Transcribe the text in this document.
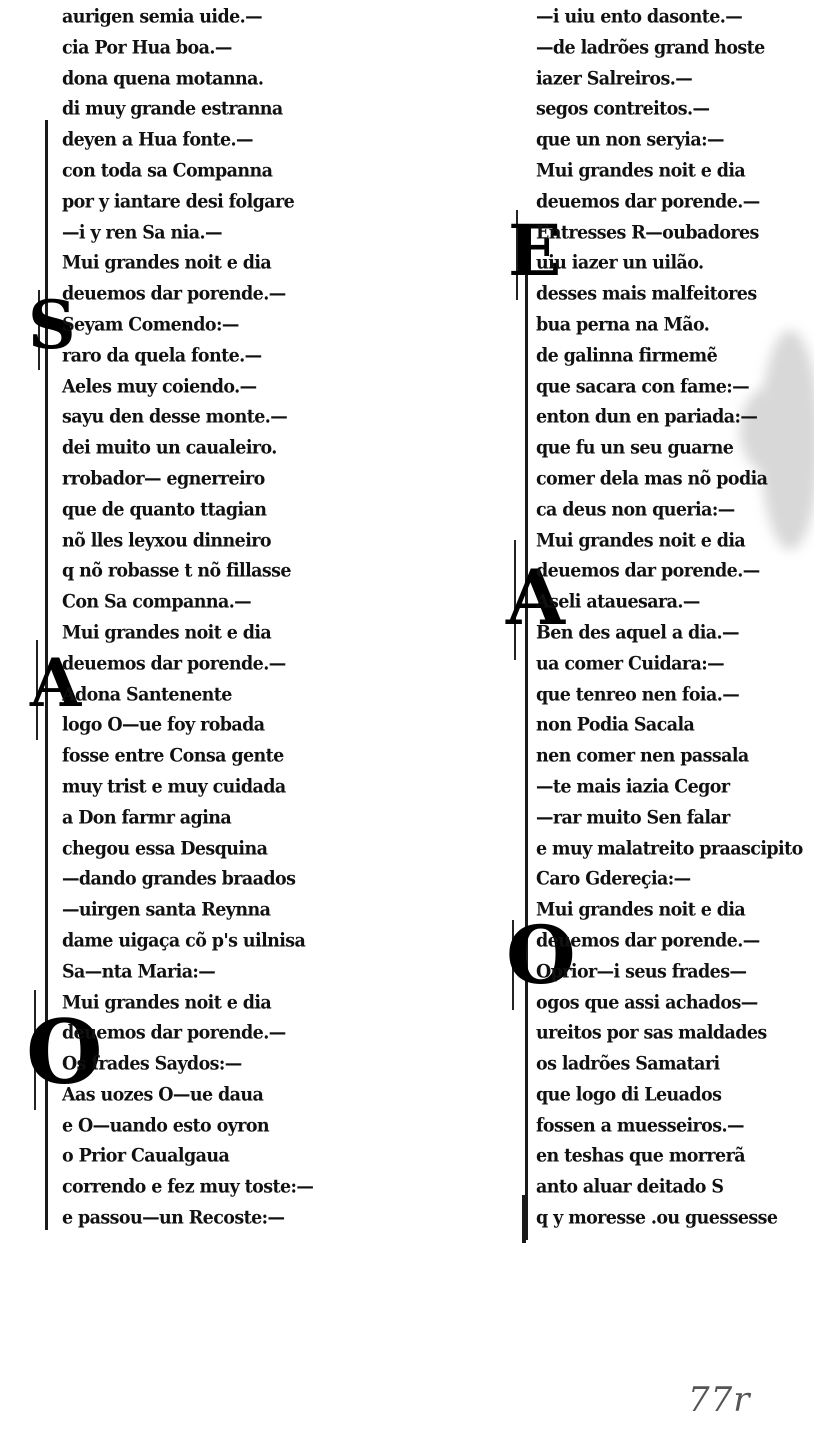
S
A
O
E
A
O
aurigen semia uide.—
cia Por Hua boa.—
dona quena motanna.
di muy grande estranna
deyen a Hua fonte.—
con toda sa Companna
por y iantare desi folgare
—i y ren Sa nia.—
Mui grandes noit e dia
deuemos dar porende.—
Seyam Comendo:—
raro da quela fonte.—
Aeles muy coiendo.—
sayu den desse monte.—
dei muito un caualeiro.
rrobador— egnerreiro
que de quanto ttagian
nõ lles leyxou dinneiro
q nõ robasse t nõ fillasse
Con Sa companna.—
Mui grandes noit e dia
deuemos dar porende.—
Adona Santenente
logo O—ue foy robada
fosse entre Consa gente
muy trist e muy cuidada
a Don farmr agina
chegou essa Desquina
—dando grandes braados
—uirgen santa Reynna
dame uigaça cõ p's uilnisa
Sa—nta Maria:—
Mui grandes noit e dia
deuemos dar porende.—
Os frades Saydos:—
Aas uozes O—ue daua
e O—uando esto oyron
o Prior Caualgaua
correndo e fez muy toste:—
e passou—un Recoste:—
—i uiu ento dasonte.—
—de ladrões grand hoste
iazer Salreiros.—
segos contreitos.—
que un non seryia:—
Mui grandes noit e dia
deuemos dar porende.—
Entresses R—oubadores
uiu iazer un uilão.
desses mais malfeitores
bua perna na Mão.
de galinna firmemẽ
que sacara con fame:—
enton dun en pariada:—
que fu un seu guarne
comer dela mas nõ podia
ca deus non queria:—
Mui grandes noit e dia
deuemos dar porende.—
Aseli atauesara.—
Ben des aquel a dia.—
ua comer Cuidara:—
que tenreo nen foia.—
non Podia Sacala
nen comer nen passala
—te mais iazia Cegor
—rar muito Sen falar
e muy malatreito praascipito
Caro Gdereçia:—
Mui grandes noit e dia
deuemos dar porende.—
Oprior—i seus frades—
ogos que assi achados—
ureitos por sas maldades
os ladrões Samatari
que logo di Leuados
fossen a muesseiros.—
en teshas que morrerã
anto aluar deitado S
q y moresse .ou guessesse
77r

━━━━━━━━

▶ **SHORT TASK**
From the entries above, copy every line containing the word "frades".

▶ **FINISHED TASK**
Os frades Saydos:—
Oprior—i seus frades—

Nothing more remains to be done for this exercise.